Exercise objective: Take from the listing each line that has the string "regulacji".

Collected data entries:
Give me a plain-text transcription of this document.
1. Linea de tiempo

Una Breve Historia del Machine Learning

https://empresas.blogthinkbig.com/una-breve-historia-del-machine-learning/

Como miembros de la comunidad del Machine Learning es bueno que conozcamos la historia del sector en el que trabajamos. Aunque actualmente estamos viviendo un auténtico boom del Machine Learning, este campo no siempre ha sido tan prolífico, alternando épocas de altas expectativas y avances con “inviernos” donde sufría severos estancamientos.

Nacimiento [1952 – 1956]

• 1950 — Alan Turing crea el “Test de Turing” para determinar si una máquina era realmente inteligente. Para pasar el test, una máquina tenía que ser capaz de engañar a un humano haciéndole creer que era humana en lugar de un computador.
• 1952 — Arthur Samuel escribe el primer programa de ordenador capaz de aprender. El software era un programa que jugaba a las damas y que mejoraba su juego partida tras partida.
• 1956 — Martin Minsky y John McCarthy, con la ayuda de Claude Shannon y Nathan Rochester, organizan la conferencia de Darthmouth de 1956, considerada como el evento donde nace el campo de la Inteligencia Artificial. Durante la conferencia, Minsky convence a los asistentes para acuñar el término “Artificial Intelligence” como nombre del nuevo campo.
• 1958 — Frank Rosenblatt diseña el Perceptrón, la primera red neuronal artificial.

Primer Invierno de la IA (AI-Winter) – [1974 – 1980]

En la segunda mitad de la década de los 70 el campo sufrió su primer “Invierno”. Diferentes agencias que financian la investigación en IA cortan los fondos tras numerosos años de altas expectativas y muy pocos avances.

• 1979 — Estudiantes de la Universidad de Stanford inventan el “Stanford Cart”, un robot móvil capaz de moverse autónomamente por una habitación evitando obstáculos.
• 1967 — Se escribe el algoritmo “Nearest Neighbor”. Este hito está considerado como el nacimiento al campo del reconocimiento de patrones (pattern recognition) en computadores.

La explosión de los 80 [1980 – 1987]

--

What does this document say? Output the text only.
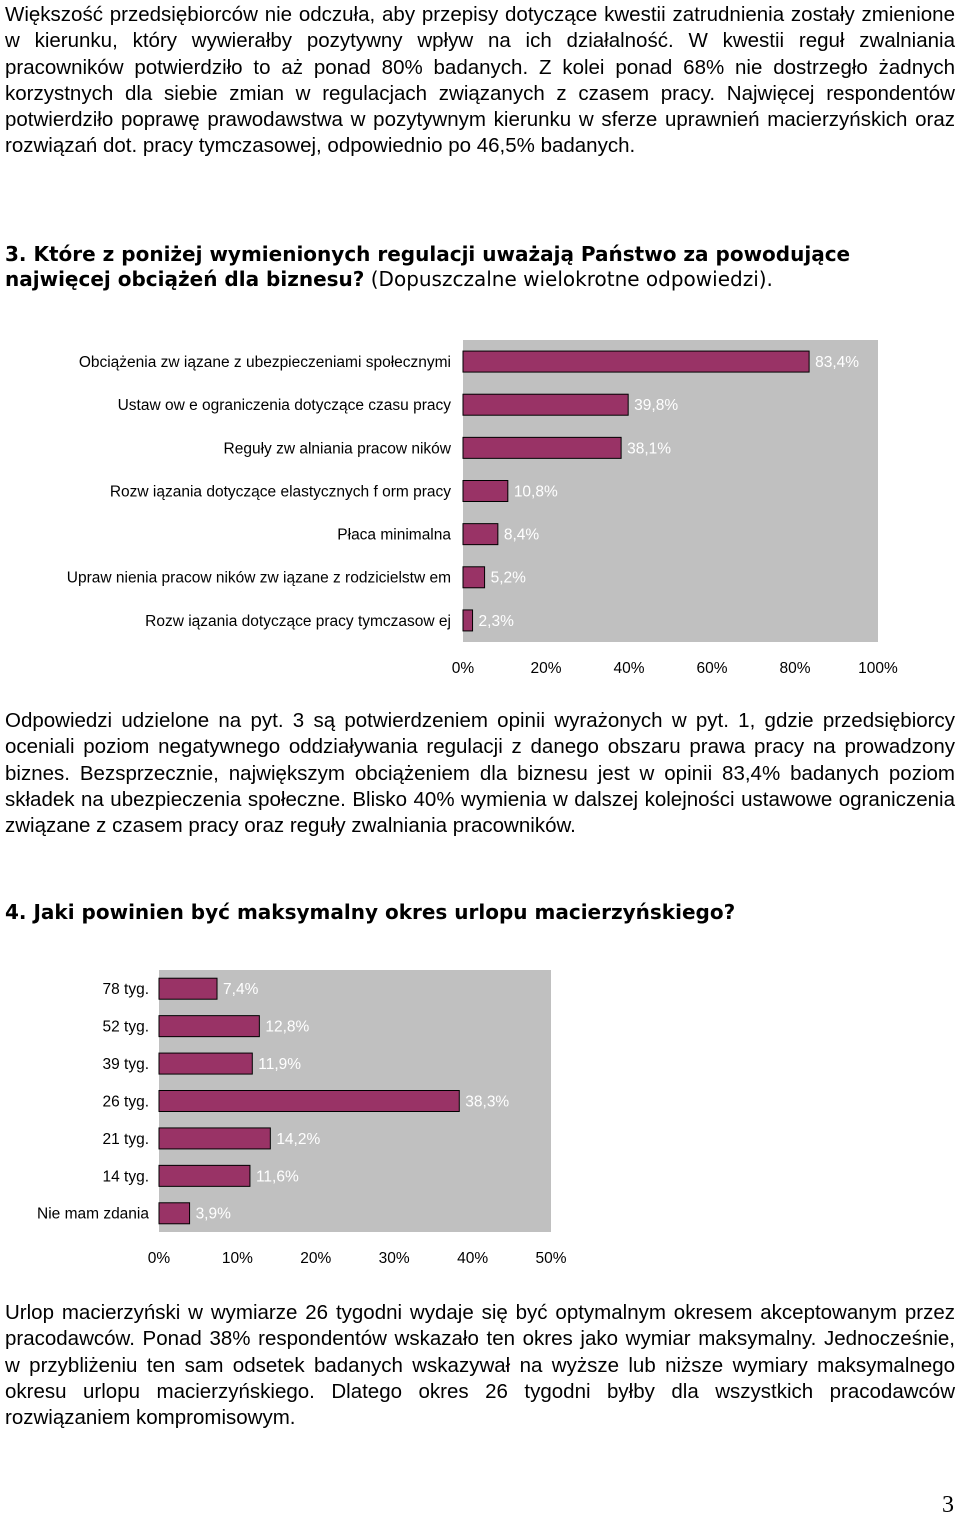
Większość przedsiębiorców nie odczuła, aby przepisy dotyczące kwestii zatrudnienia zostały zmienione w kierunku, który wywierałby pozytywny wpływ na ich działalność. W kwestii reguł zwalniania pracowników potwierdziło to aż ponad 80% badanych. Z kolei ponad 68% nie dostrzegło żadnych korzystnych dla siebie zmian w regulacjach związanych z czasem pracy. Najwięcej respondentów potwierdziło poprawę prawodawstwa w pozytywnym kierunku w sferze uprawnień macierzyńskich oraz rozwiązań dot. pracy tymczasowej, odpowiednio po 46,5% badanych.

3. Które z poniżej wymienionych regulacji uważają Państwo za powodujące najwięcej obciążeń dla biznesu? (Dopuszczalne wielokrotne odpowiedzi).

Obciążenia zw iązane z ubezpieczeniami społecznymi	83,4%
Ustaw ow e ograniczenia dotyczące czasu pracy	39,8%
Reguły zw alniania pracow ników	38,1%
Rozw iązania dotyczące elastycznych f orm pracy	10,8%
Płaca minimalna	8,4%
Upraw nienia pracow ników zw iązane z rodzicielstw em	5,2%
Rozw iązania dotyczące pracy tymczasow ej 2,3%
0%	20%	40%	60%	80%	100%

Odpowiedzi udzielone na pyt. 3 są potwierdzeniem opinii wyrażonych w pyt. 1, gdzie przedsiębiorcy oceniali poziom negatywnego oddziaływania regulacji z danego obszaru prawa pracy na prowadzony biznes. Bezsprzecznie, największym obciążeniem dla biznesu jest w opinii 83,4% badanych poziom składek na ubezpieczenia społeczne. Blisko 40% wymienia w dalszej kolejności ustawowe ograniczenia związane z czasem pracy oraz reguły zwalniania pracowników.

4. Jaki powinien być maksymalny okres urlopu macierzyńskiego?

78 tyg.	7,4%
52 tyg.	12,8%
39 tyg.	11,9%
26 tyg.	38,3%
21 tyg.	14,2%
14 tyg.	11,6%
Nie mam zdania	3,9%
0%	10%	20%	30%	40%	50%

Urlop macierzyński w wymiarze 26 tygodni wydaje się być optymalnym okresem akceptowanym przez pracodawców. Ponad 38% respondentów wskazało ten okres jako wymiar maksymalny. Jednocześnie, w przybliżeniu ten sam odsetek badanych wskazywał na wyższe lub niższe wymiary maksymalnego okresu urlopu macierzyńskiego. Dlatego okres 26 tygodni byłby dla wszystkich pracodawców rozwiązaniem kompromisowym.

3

Result of the task:
3. Które z poniżej wymienionych regulacji uważają Państwo za powodujące najwięcej obciążeń dla biznesu? (Dopuszczalne wielokrotne odpowiedzi).
Odpowiedzi udzielone na pyt. 3 są potwierdzeniem opinii wyrażonych w pyt. 1, gdzie przedsiębiorcy oceniali poziom negatywnego oddziaływania regulacji z danego obszaru prawa pracy na prowadzony biznes. Bezsprzecznie, największym obciążeniem dla biznesu jest w opinii 83,4% badanych poziom składek na ubezpieczenia społeczne. Blisko 40% wymienia w dalszej kolejności ustawowe ograniczenia związane z czasem pracy oraz reguły zwalniania pracowników.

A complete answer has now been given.